WRITTEN REQUEST:
Output every entry exactly as written, skipping any pictures.

DATA ROWS:
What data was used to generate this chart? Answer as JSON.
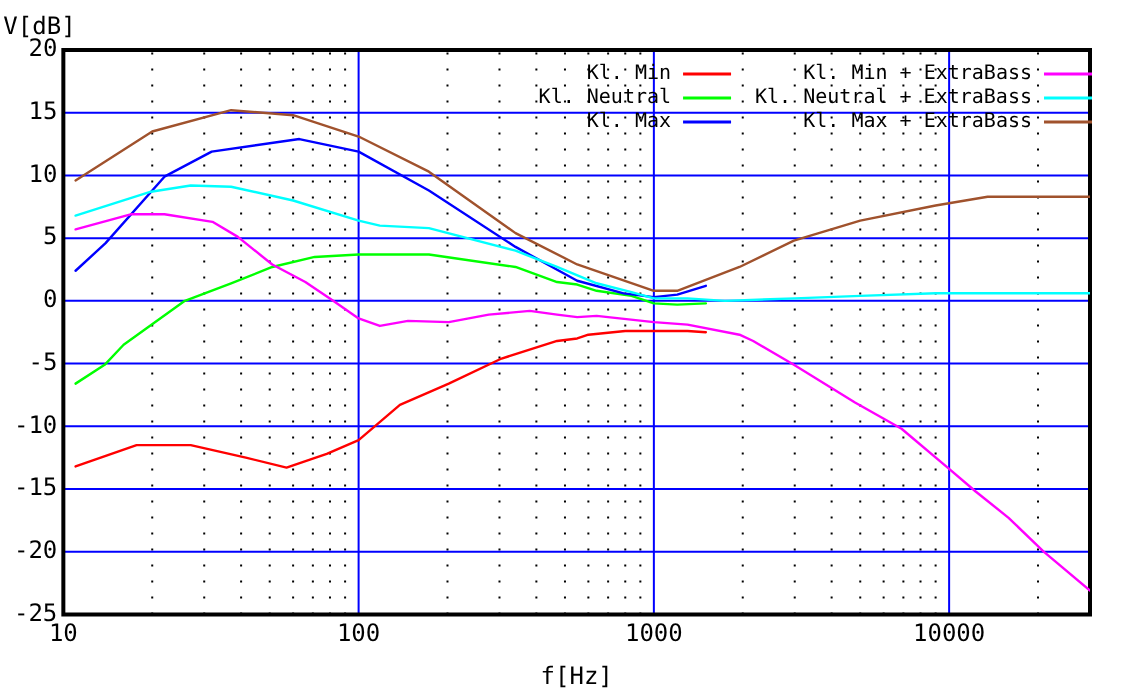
{
  "chart_data": {
    "type": "line",
    "xlabel": "f[Hz]",
    "ylabel": "V[dB]",
    "log": "x",
    "xlim": [
      10,
      30000
    ],
    "ylim": [
      -25,
      20
    ],
    "xticks": [
      10,
      {
        "value": 20,
        "label": null
      },
      {
        "value": 30,
        "label": null
      },
      {
        "value": 40,
        "label": null
      },
      {
        "value": 50,
        "label": null
      },
      {
        "value": 60,
        "label": null
      },
      {
        "value": 70,
        "label": null
      },
      {
        "value": 80,
        "label": null
      },
      {
        "value": 90,
        "label": null
      },
      100,
      {
        "value": 200,
        "label": null
      },
      {
        "value": 300,
        "label": null
      },
      {
        "value": 400,
        "label": null
      },
      {
        "value": 500,
        "label": null
      },
      {
        "value": 600,
        "label": null
      },
      {
        "value": 700,
        "label": null
      },
      {
        "value": 800,
        "label": null
      },
      {
        "value": 900,
        "label": null
      },
      1000,
      {
        "value": 2000,
        "label": null
      },
      {
        "value": 3000,
        "label": null
      },
      {
        "value": 4000,
        "label": null
      },
      {
        "value": 5000,
        "label": null
      },
      {
        "value": 6000,
        "label": null
      },
      {
        "value": 7000,
        "label": null
      },
      {
        "value": 8000,
        "label": null
      },
      {
        "value": 9000,
        "label": null
      },
      10000,
      {
        "value": 20000,
        "label": null
      }
    ],
    "yticks": [
      -25,
      -20,
      -15,
      -10,
      -5,
      0,
      5,
      10,
      15,
      20
    ],
    "grid": true,
    "legend": "top right",
    "marker": "none",
    "line_style": "solid",
    "series": [
      {
        "name": "Kl. Min",
        "color": "#ff0000",
        "x": [
          11,
          17.7,
          27,
          41.5,
          57,
          78,
          100,
          138,
          202,
          305,
          470,
          550,
          600,
          800,
          1300,
          1500
        ],
        "values": [
          -13.2,
          -11.5,
          -11.5,
          -12.5,
          -13.3,
          -12.2,
          -11.1,
          -8.3,
          -6.6,
          -4.6,
          -3.2,
          -3.0,
          -2.7,
          -2.4,
          -2.4,
          -2.5
        ]
      },
      {
        "name": "Kl. Neutral",
        "color": "#00ff00",
        "x": [
          11,
          13.8,
          16,
          25.8,
          37,
          51,
          71,
          100,
          173,
          340,
          470,
          550,
          640,
          840,
          1000,
          1200,
          1500
        ],
        "values": [
          -6.6,
          -5.1,
          -3.5,
          0,
          1.4,
          2.7,
          3.5,
          3.7,
          3.7,
          2.7,
          1.5,
          1.3,
          0.8,
          0.4,
          -0.2,
          -0.3,
          -0.2
        ]
      },
      {
        "name": "Kl. Max",
        "color": "#0000ff",
        "x": [
          11,
          13.9,
          22,
          31.8,
          63,
          100,
          173,
          340,
          550,
          790,
          1000,
          1200,
          1500
        ],
        "values": [
          2.4,
          4.6,
          9.9,
          11.9,
          12.9,
          11.9,
          8.8,
          4.3,
          1.6,
          0.6,
          0.3,
          0.5,
          1.2
        ]
      },
      {
        "name": "Kl. Min + ExtraBass",
        "color": "#ff00ff",
        "x": [
          11,
          16.9,
          22,
          32,
          39,
          51,
          66,
          82,
          100,
          118,
          147,
          202,
          276,
          380,
          470,
          550,
          640,
          1000,
          1300,
          1950,
          2170,
          2980,
          4800,
          6900,
          10000,
          12300,
          15900,
          20900,
          30000
        ],
        "values": [
          5.7,
          6.9,
          6.9,
          6.3,
          5.1,
          2.9,
          1.5,
          0,
          -1.4,
          -2,
          -1.6,
          -1.7,
          -1.1,
          -0.8,
          -1.1,
          -1.3,
          -1.2,
          -1.7,
          -1.9,
          -2.7,
          -3.2,
          -5.1,
          -8.1,
          -10.2,
          -13.4,
          -15.2,
          -17.3,
          -20,
          -23.1
        ]
      },
      {
        "name": "Kl. Neutral + ExtraBass",
        "color": "#00ffff",
        "x": [
          11,
          19.8,
          27,
          37,
          60,
          100,
          118,
          173,
          340,
          470,
          640,
          840,
          1000,
          1300,
          1740,
          3000,
          5000,
          9000,
          30000
        ],
        "values": [
          6.8,
          8.7,
          9.2,
          9.1,
          8,
          6.4,
          6,
          5.8,
          4,
          2.7,
          1.4,
          0.7,
          0.2,
          0.2,
          0,
          0.2,
          0.4,
          0.6,
          0.6
        ]
      },
      {
        "name": "Kl. Max + ExtraBass",
        "color": "#a0522d",
        "x": [
          11,
          20,
          37,
          60,
          100,
          173,
          340,
          550,
          1000,
          1200,
          1950,
          2980,
          5000,
          9000,
          13500,
          30000
        ],
        "values": [
          9.6,
          13.5,
          15.2,
          14.8,
          13.1,
          10.3,
          5.4,
          2.9,
          0.8,
          0.8,
          2.7,
          4.8,
          6.4,
          7.6,
          8.3,
          8.3
        ]
      }
    ]
  }
}
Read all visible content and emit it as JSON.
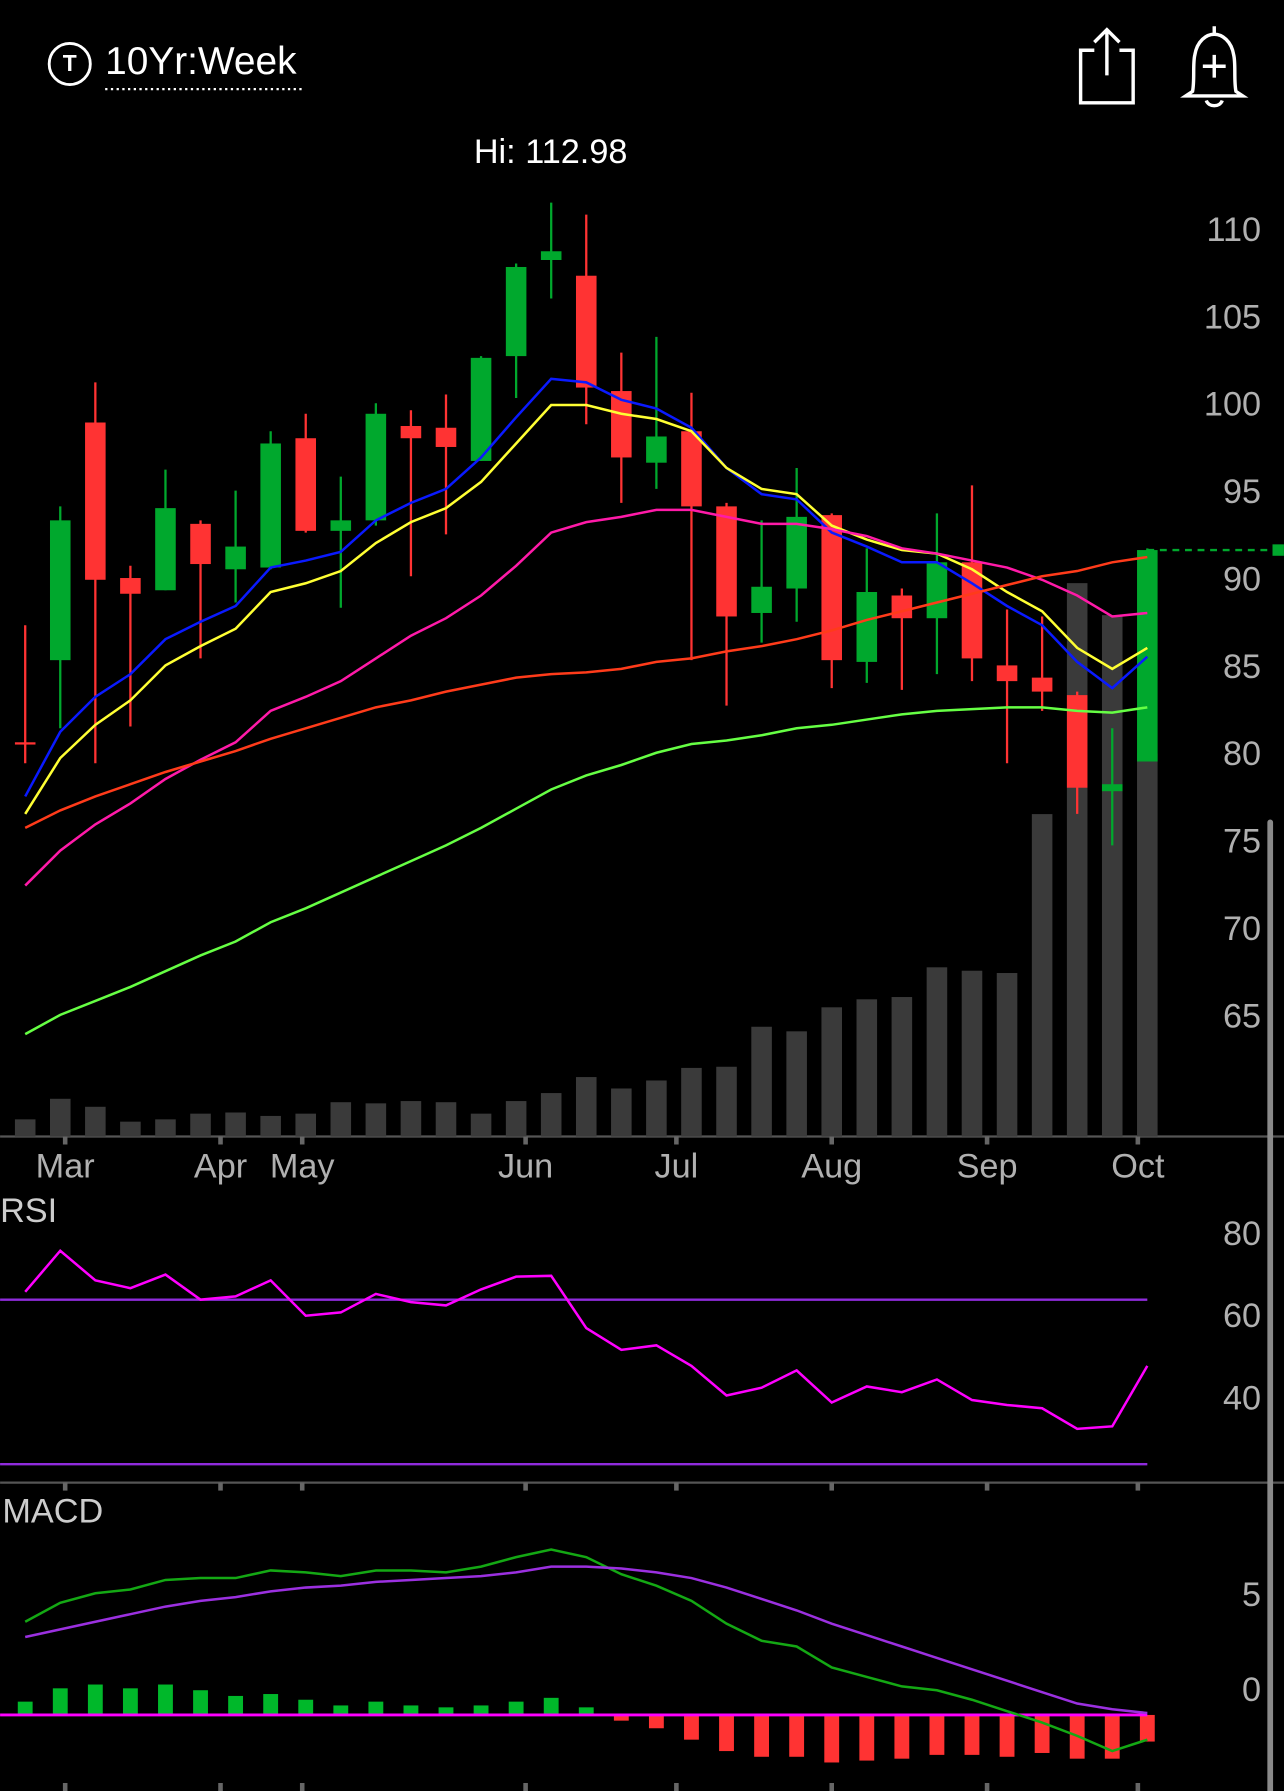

ANSWER TO THE EXERCISE:
What data was used to generate this chart? Answer as JSON.
{
  "chart_data": {
    "type": "line",
    "xlabel": "f[Hz]",
    "ylabel": "V[dB]",
    "log": "x",
    "xlim": [
      10,
      30000
    ],
    "ylim": [
      -25,
      20
    ],
    "xticks": [
      10,
      {
        "value": 20,
        "label": null
      },
      {
        "value": 30,
        "label": null
      },
      {
        "value": 40,
        "label": null
      },
      {
        "value": 50,
        "label": null
      },
      {
        "value": 60,
        "label": null
      },
      {
        "value": 70,
        "label": null
      },
      {
        "value": 80,
        "label": null
      },
      {
        "value": 90,
        "label": null
      },
      100,
      {
        "value": 200,
        "label": null
      },
      {
        "value": 300,
        "label": null
      },
      {
        "value": 400,
        "label": null
      },
      {
        "value": 500,
        "label": null
      },
      {
        "value": 600,
        "label": null
      },
      {
        "value": 700,
        "label": null
      },
      {
        "value": 800,
        "label": null
      },
      {
        "value": 900,
        "label": null
      },
      1000,
      {
        "value": 2000,
        "label": null
      },
      {
        "value": 3000,
        "label": null
      },
      {
        "value": 4000,
        "label": null
      },
      {
        "value": 5000,
        "label": null
      },
      {
        "value": 6000,
        "label": null
      },
      {
        "value": 7000,
        "label": null
      },
      {
        "value": 8000,
        "label": null
      },
      {
        "value": 9000,
        "label": null
      },
      10000,
      {
        "value": 20000,
        "label": null
      }
    ],
    "yticks": [
      -25,
      -20,
      -15,
      -10,
      -5,
      0,
      5,
      10,
      15,
      20
    ],
    "grid": true,
    "legend": "top right",
    "marker": "none",
    "line_style": "solid",
    "series": [
      {
        "name": "Kl. Min",
        "color": "#ff0000",
        "x": [
          11,
          17.7,
          27,
          41.5,
          57,
          78,
          100,
          138,
          202,
          305,
          470,
          550,
          600,
          800,
          1300,
          1500
        ],
        "values": [
          -13.2,
          -11.5,
          -11.5,
          -12.5,
          -13.3,
          -12.2,
          -11.1,
          -8.3,
          -6.6,
          -4.6,
          -3.2,
          -3.0,
          -2.7,
          -2.4,
          -2.4,
          -2.5
        ]
      },
      {
        "name": "Kl. Neutral",
        "color": "#00ff00",
        "x": [
          11,
          13.8,
          16,
          25.8,
          37,
          51,
          71,
          100,
          173,
          340,
          470,
          550,
          640,
          840,
          1000,
          1200,
          1500
        ],
        "values": [
          -6.6,
          -5.1,
          -3.5,
          0,
          1.4,
          2.7,
          3.5,
          3.7,
          3.7,
          2.7,
          1.5,
          1.3,
          0.8,
          0.4,
          -0.2,
          -0.3,
          -0.2
        ]
      },
      {
        "name": "Kl. Max",
        "color": "#0000ff",
        "x": [
          11,
          13.9,
          22,
          31.8,
          63,
          100,
          173,
          340,
          550,
          790,
          1000,
          1200,
          1500
        ],
        "values": [
          2.4,
          4.6,
          9.9,
          11.9,
          12.9,
          11.9,
          8.8,
          4.3,
          1.6,
          0.6,
          0.3,
          0.5,
          1.2
        ]
      },
      {
        "name": "Kl. Min + ExtraBass",
        "color": "#ff00ff",
        "x": [
          11,
          16.9,
          22,
          32,
          39,
          51,
          66,
          82,
          100,
          118,
          147,
          202,
          276,
          380,
          470,
          550,
          640,
          1000,
          1300,
          1950,
          2170,
          2980,
          4800,
          6900,
          10000,
          12300,
          15900,
          20900,
          30000
        ],
        "values": [
          5.7,
          6.9,
          6.9,
          6.3,
          5.1,
          2.9,
          1.5,
          0,
          -1.4,
          -2,
          -1.6,
          -1.7,
          -1.1,
          -0.8,
          -1.1,
          -1.3,
          -1.2,
          -1.7,
          -1.9,
          -2.7,
          -3.2,
          -5.1,
          -8.1,
          -10.2,
          -13.4,
          -15.2,
          -17.3,
          -20,
          -23.1
        ]
      },
      {
        "name": "Kl. Neutral + ExtraBass",
        "color": "#00ffff",
        "x": [
          11,
          19.8,
          27,
          37,
          60,
          100,
          118,
          173,
          340,
          470,
          640,
          840,
          1000,
          1300,
          1740,
          3000,
          5000,
          9000,
          30000
        ],
        "values": [
          6.8,
          8.7,
          9.2,
          9.1,
          8,
          6.4,
          6,
          5.8,
          4,
          2.7,
          1.4,
          0.7,
          0.2,
          0.2,
          0,
          0.2,
          0.4,
          0.6,
          0.6
        ]
      },
      {
        "name": "Kl. Max + ExtraBass",
        "color": "#a0522d",
        "x": [
          11,
          20,
          37,
          60,
          100,
          173,
          340,
          550,
          1000,
          1200,
          1950,
          2980,
          5000,
          9000,
          13500,
          30000
        ],
        "values": [
          9.6,
          13.5,
          15.2,
          14.8,
          13.1,
          10.3,
          5.4,
          2.9,
          0.8,
          0.8,
          2.7,
          4.8,
          6.4,
          7.6,
          8.3,
          8.3
        ]
      }
    ]
  }
}
Read all visible content and emit it as JSON.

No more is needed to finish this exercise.